+++ Record set
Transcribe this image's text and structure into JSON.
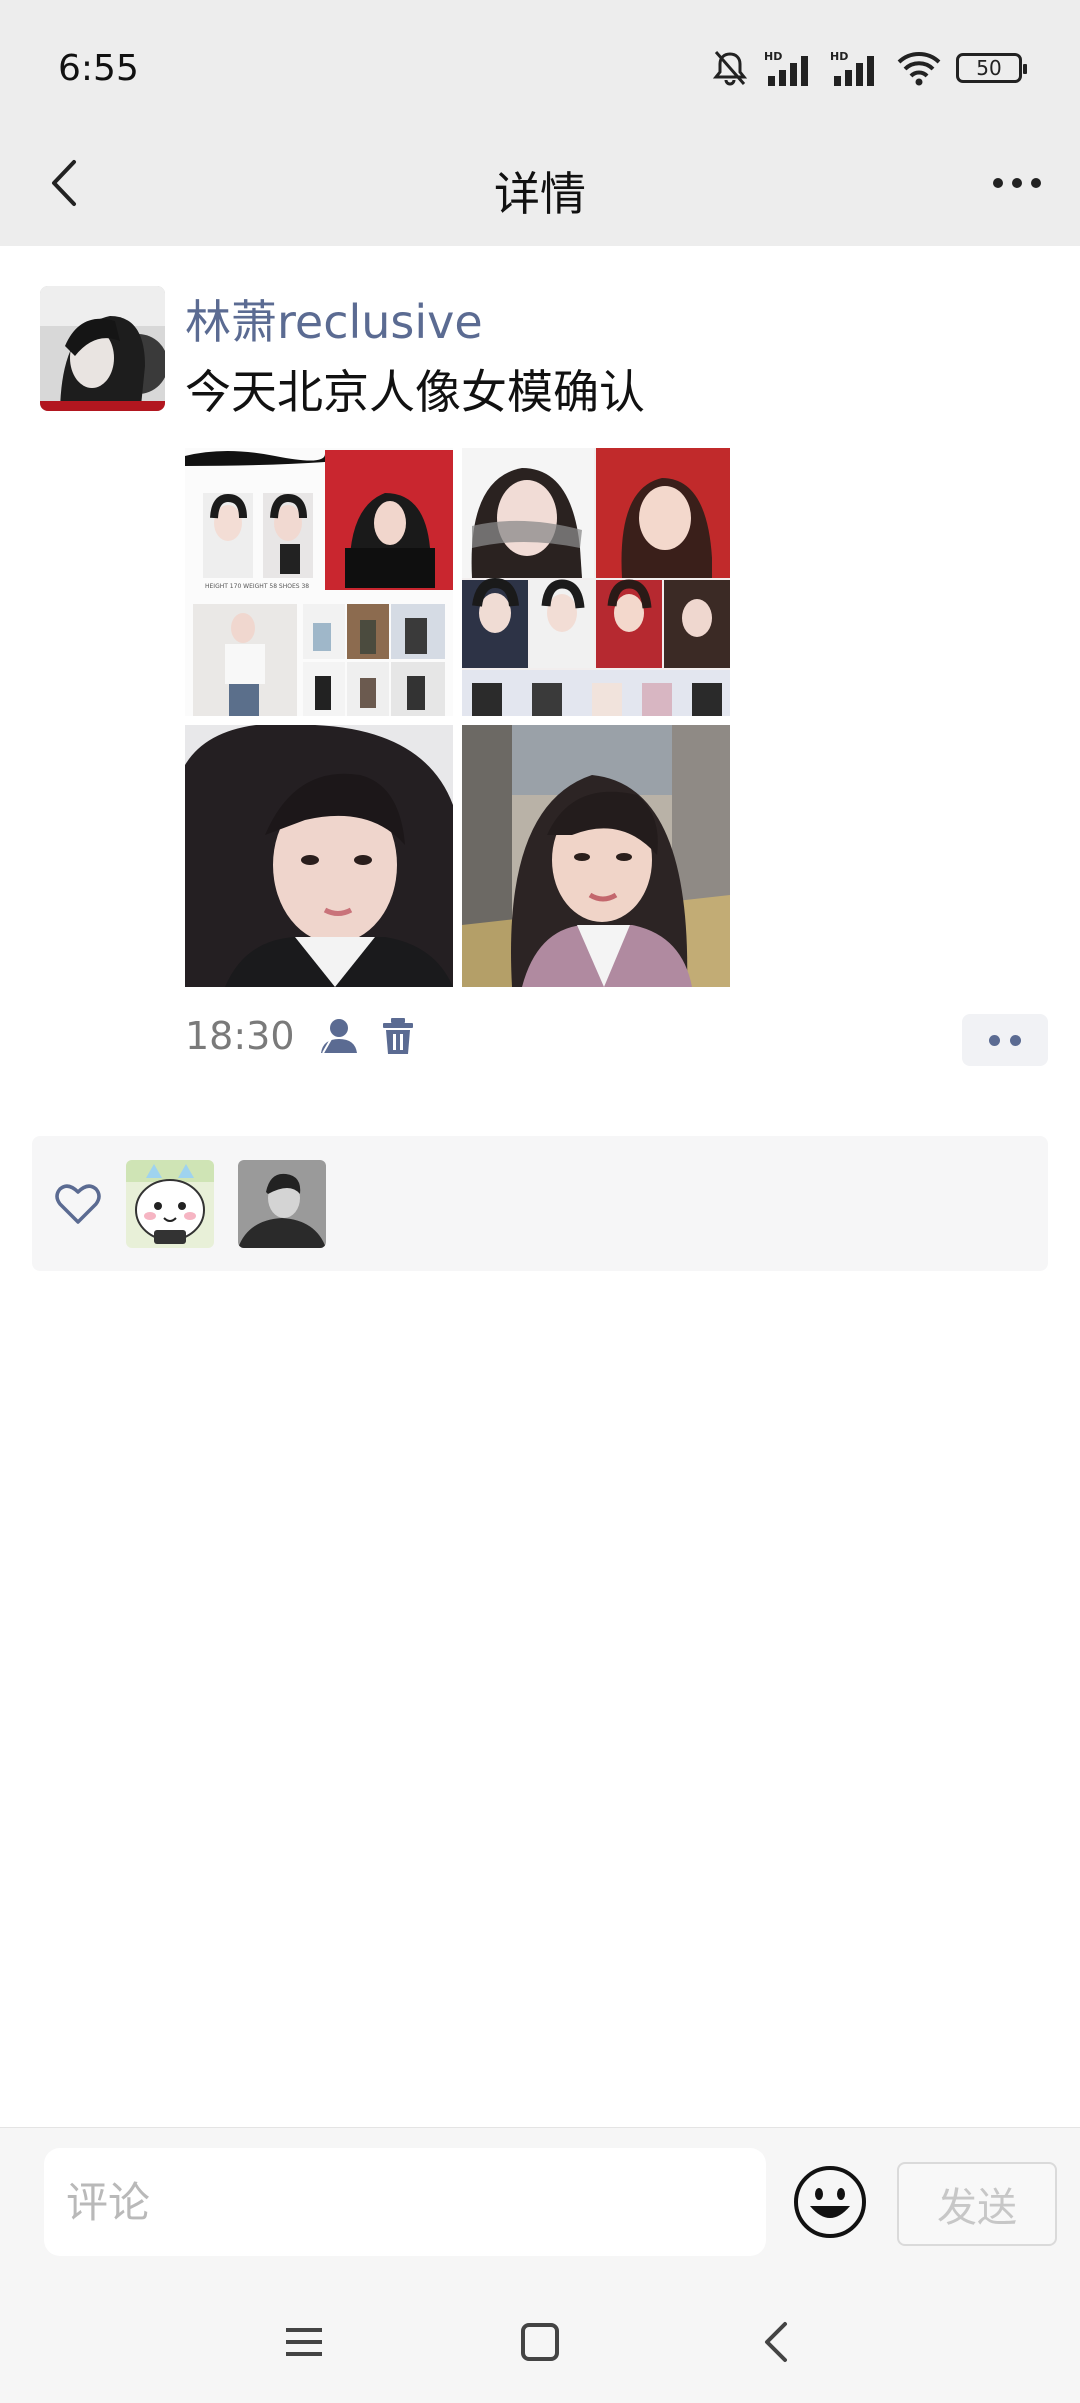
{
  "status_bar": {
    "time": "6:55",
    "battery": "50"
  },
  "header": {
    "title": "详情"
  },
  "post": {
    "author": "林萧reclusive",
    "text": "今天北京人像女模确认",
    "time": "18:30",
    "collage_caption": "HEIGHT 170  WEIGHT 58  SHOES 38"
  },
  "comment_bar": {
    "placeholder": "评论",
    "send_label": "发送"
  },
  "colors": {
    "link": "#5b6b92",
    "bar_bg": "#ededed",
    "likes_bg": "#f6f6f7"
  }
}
++++++
# Brief:
Report only the number of lines in the records that include the word "text".

# Task output:
2